- Text passage -
================================
Cedrick Hardman
- Hardman in 2003

No. 86
- Position: Defensive end

Personal information
- Born: October 4, 1948 Houston, Texas, U.S.
- Died: March 8, 2019 (aged 70) San Clemente, California, U.S.
- Listed height: 6 ft 3 in (1.91 m)
- Listed weight: 255 lb (116 kg)

Career information
- High school: George Washington Carver (Houston)
- College: North Texas State (1965–1966, 1968–1969)
- NFL draft: 1970: 1st round, 9th overall pick

Career history
- San Francisco 49ers (1970–1979); Oakland Raiders (1980–1981); Oakland Invaders (1983);

Awards and highlights
- Super Bowl champion (XV); 2× Second-team All-Pro (1971, 1975); 2× Pro Bowl (1971, 1975); NFL sacks leader (1971); First-team All-MVC (1969);

Career NFL statistics
- Sacks: 122.5
- Safeties: 1
- Fumble recoveries: 9
- Defensive touchdowns: 1
- Stats at Pro Football Reference

= Cedrick Hardman =

American football player (1948–2019)

Cedrick Ward Hardman (October 4, 1948 – March 8, 2019) was an American professional football defensive end who played in the National Football League (NFL) for the San Francisco 49ers and the Oakland Raiders, then played in the United States Football League (USFL) for the Oakland Invaders. He was a 49ers' first round draft pick in 1970 and became part of the 49ers "Gold Rush" defensive line. He was on the Raiders' Super Bowl XV winning team, after leading the Raiders in sacks in 1980. Hardman's thirteen-year football career lasted from 1970 to 1981 in the NFL and ended as a player-coach in 1983 with the Invaders.

Hardman was the first player known in NFL history to record at least eight sacks in a season for the first seven seasons of their career, and had eight or more sacks in his first nine seasons. He had 10.5 or more sacks in six seasons with the 49ers, including a stretch of five consecutive seasons with at least 10.5 sacks. Hardman held the record for most sacks in a season for the 49ers for over 40 years, recording 18 sacks in 14 games during the 1971 season with the 49ers, until 2012, when it was broken by Aldon Smith with 19.5. Hardman had another 4.5 sacks in the 1971–72 NFL playoffs, and had two 3.5 sack playoff games in his career.

Hardman played college football at North Texas State University (now the University of North Texas). He became a defensive end during his final two seasons at North Texas State. As a senior in 1969, he had seven sacks in a single game against the University of Tulsa, was named All-Missouri Valley Conference, and played in the Blue Gray Game (where he was named defensive lineman of the game) and the Senior Bowl (where he had two critical sacks in the game).

== Early life ==
Hardman was born on October 4, 1948, in Houston to Frank and Ossie Lee Hardman. He was one of four children. It is reported that he attended Garden City Elementary school, beginning his schooling in second grade, at the age of five; or that he attended first grade and was promoted directly to third grade. He attended George Washington Carver High School in Houston. He only played one year of high school football because he was younger and smaller than his peers, and focused more on being a basketball player in high school. In 1970, he said that he had played offensive end as a high school senior, but years later also stated that he did not play football in high school because he was too small at that time. He graduated fourth in his class, at 16-years old.
================================
- Provided information -
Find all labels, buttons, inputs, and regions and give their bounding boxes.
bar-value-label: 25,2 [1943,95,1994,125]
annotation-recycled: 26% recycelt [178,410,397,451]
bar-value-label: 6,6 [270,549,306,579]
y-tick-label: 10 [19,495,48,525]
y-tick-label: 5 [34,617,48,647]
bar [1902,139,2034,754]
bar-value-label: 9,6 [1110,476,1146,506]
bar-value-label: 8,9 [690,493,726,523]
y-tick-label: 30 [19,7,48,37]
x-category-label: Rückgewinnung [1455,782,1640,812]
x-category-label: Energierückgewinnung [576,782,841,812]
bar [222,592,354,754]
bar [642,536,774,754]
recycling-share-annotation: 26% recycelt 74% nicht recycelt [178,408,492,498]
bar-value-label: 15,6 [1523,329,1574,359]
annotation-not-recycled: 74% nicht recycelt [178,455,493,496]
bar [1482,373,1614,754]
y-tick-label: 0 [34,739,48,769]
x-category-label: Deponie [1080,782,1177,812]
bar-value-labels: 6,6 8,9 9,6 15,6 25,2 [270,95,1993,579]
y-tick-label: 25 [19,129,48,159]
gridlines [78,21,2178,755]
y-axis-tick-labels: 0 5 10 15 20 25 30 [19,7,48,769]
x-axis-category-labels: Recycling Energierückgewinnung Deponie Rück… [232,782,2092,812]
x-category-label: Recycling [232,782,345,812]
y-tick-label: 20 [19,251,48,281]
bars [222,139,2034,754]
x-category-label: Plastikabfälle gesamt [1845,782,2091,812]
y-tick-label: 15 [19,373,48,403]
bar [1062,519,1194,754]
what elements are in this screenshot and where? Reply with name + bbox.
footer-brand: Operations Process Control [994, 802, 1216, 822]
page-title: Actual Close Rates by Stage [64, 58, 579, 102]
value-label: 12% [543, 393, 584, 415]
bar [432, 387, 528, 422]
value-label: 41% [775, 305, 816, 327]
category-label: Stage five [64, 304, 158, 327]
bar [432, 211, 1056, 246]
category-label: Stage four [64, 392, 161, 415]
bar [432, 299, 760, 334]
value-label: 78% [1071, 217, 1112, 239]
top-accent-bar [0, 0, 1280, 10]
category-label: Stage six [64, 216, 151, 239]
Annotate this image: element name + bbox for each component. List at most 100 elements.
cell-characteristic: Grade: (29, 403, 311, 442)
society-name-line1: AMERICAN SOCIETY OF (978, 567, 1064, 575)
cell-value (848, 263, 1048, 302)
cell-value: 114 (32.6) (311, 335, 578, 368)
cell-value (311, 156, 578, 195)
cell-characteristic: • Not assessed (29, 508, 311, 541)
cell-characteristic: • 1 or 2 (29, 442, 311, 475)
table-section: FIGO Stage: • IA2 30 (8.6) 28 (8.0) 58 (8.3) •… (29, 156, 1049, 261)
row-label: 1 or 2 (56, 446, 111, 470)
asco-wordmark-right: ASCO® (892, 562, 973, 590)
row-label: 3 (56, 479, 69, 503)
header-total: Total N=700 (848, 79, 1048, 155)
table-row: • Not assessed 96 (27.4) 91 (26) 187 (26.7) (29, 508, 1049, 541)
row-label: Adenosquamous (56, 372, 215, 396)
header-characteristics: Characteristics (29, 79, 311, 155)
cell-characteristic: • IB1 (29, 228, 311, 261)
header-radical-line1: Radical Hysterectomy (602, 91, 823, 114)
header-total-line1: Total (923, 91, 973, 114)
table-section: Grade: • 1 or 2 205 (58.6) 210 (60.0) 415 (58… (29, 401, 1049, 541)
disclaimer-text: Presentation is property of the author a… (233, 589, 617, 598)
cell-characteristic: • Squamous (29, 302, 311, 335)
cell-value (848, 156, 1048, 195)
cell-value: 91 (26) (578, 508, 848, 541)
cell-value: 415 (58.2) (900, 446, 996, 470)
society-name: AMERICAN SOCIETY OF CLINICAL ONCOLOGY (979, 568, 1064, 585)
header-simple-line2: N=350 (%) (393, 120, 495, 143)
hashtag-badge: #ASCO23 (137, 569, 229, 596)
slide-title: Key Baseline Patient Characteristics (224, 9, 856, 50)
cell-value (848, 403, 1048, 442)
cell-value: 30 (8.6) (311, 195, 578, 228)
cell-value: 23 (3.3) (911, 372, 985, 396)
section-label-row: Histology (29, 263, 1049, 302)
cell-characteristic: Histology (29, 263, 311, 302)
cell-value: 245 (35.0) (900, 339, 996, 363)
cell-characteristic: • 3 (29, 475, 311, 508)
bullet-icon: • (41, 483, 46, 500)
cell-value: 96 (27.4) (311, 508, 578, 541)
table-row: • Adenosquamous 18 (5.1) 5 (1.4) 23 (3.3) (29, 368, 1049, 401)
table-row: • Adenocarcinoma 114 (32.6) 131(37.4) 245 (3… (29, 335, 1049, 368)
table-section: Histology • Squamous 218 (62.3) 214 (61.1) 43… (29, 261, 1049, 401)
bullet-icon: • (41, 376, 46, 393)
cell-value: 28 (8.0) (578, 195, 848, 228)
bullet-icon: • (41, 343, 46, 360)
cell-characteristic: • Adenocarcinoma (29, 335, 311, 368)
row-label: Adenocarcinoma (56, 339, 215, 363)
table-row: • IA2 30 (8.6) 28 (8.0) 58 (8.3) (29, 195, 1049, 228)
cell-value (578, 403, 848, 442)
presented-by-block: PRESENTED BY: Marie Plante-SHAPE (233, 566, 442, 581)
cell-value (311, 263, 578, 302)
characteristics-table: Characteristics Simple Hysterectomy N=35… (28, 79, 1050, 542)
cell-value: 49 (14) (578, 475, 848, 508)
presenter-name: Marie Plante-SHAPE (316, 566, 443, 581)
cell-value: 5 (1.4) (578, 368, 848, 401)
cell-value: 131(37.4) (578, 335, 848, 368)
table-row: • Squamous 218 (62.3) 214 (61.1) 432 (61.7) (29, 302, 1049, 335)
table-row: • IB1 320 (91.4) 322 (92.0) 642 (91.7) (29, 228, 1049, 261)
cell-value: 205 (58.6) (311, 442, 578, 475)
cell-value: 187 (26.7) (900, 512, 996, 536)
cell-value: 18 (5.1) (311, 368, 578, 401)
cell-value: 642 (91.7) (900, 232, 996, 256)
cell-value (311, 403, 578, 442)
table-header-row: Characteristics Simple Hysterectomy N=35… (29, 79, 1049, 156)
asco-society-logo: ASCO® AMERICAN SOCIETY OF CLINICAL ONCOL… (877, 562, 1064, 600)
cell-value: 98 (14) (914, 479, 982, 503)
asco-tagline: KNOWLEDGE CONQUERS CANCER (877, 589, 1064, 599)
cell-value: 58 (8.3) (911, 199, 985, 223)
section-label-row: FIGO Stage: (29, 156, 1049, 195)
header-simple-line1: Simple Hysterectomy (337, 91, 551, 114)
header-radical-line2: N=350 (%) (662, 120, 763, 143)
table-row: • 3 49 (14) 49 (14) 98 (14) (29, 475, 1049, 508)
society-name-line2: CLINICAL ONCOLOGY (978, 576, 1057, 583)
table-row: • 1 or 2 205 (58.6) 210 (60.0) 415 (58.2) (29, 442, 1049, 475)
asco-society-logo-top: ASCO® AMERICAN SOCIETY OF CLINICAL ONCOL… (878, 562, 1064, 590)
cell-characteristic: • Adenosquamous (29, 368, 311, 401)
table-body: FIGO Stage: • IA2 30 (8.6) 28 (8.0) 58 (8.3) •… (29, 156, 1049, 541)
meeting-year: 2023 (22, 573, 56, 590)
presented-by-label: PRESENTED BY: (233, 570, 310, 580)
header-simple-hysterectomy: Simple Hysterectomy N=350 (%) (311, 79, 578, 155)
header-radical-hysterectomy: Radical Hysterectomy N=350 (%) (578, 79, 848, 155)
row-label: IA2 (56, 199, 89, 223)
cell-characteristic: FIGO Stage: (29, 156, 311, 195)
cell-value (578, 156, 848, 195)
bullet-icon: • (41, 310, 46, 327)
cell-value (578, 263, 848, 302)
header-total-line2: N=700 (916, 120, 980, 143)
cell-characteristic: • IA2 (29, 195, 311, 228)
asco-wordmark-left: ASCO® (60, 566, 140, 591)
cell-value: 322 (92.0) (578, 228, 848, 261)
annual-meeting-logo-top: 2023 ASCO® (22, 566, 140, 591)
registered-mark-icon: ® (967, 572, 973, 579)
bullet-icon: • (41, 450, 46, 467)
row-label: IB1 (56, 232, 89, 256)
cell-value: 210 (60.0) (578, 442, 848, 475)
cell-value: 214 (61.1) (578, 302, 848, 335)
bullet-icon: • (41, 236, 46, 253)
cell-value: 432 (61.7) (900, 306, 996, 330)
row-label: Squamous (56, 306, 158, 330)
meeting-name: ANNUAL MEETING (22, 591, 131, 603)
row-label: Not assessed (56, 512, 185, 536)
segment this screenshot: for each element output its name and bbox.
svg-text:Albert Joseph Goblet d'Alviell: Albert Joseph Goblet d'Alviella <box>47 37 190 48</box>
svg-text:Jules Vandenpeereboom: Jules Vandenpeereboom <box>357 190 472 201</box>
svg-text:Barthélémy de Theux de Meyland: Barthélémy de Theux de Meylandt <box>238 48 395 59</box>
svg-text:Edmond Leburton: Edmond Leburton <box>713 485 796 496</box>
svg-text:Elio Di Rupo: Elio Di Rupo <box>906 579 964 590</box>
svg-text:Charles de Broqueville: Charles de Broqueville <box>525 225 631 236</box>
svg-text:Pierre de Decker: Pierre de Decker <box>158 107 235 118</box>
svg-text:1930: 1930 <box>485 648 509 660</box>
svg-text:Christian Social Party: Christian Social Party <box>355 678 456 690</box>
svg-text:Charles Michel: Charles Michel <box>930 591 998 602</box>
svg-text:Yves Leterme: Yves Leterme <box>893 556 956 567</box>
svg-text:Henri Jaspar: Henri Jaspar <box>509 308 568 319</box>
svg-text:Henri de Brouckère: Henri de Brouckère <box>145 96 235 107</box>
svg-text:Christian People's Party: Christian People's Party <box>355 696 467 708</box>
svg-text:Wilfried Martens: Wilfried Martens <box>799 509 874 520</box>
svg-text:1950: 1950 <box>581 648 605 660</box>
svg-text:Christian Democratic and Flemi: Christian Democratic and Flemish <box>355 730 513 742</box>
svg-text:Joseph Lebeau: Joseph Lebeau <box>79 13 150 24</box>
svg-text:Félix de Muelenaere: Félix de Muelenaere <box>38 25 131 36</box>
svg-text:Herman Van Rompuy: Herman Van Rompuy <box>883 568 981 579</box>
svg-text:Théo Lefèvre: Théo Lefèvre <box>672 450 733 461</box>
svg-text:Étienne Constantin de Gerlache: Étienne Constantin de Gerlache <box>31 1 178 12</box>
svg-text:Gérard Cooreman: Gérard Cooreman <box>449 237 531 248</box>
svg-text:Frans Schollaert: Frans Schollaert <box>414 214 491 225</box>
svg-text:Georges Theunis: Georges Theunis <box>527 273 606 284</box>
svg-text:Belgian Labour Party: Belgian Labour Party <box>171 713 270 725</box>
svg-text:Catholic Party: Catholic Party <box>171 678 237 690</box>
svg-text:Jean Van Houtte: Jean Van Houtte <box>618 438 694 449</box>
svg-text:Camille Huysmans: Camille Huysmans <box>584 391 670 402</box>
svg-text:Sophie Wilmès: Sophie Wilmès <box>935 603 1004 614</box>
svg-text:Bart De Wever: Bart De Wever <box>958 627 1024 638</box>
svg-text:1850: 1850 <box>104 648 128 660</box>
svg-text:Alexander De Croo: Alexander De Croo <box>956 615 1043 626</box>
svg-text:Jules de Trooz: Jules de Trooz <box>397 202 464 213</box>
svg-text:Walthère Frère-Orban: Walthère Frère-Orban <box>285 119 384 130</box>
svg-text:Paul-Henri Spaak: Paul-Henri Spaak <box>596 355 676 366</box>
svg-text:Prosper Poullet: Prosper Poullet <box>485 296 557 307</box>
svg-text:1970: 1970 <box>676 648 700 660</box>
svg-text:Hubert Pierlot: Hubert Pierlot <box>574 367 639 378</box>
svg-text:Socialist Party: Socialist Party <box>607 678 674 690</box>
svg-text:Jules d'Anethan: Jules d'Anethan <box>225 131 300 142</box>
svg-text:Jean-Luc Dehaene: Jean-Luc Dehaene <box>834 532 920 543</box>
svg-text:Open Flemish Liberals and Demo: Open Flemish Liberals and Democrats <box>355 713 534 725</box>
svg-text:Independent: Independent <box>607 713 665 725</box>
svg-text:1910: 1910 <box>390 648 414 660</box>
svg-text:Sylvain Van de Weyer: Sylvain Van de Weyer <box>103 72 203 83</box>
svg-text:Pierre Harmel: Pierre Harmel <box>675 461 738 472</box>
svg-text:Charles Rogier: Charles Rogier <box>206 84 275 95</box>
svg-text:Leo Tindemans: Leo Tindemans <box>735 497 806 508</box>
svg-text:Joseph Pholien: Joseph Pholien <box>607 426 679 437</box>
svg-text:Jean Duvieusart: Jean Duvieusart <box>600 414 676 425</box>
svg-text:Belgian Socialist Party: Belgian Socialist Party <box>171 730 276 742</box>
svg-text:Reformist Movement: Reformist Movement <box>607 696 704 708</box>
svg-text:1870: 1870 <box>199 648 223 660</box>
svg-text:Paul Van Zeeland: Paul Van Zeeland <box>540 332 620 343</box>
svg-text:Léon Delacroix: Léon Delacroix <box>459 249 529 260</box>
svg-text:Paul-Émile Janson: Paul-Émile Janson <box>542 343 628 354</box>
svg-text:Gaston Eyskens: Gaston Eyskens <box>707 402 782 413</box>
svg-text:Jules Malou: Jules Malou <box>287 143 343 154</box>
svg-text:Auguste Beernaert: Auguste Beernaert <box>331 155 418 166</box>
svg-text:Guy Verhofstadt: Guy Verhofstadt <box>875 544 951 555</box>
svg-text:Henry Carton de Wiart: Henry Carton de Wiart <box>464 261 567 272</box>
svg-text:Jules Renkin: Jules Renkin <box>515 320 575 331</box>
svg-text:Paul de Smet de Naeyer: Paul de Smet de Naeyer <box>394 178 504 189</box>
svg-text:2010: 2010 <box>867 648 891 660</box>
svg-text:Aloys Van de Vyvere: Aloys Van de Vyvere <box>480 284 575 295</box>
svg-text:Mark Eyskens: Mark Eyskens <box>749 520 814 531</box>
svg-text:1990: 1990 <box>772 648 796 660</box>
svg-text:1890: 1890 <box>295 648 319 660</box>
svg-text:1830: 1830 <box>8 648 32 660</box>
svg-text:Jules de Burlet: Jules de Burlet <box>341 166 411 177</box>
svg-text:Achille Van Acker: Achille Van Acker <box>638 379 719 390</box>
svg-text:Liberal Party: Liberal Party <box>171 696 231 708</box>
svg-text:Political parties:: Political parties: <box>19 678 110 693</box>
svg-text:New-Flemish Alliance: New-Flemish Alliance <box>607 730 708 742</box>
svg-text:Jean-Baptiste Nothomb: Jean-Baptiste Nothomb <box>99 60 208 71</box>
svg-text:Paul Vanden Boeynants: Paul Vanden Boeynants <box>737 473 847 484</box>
================================
- Problems to solve -
**a)** In the Cedrick Hardman article, list every entry under "Awards and highlights."
**b)** Reproduce the part of the Cedrick Hardman article that opens with "Personal information" and closes with "State (1965–1966, 1968–1969)".

- Solutions below -
**a)**
- Super Bowl champion (XV)
- 2× Second-team All-Pro (1971, 1975)
- 2× Pro Bowl (1971, 1975)
- NFL sacks leader (1971)
- First-team All-MVC (1969)

**b)**
Personal information
- Born: October 4, 1948 Houston, Texas, U.S.
- Died: March 8, 2019 (aged 70) San Clemente, California, U.S.
- Listed height: 6 ft 3 in (1.91 m)
- Listed weight: 255 lb (116 kg)

Career information
- High school: George Washington Carver (Houston)
- College: North Texas State (1965–1966, 1968–1969)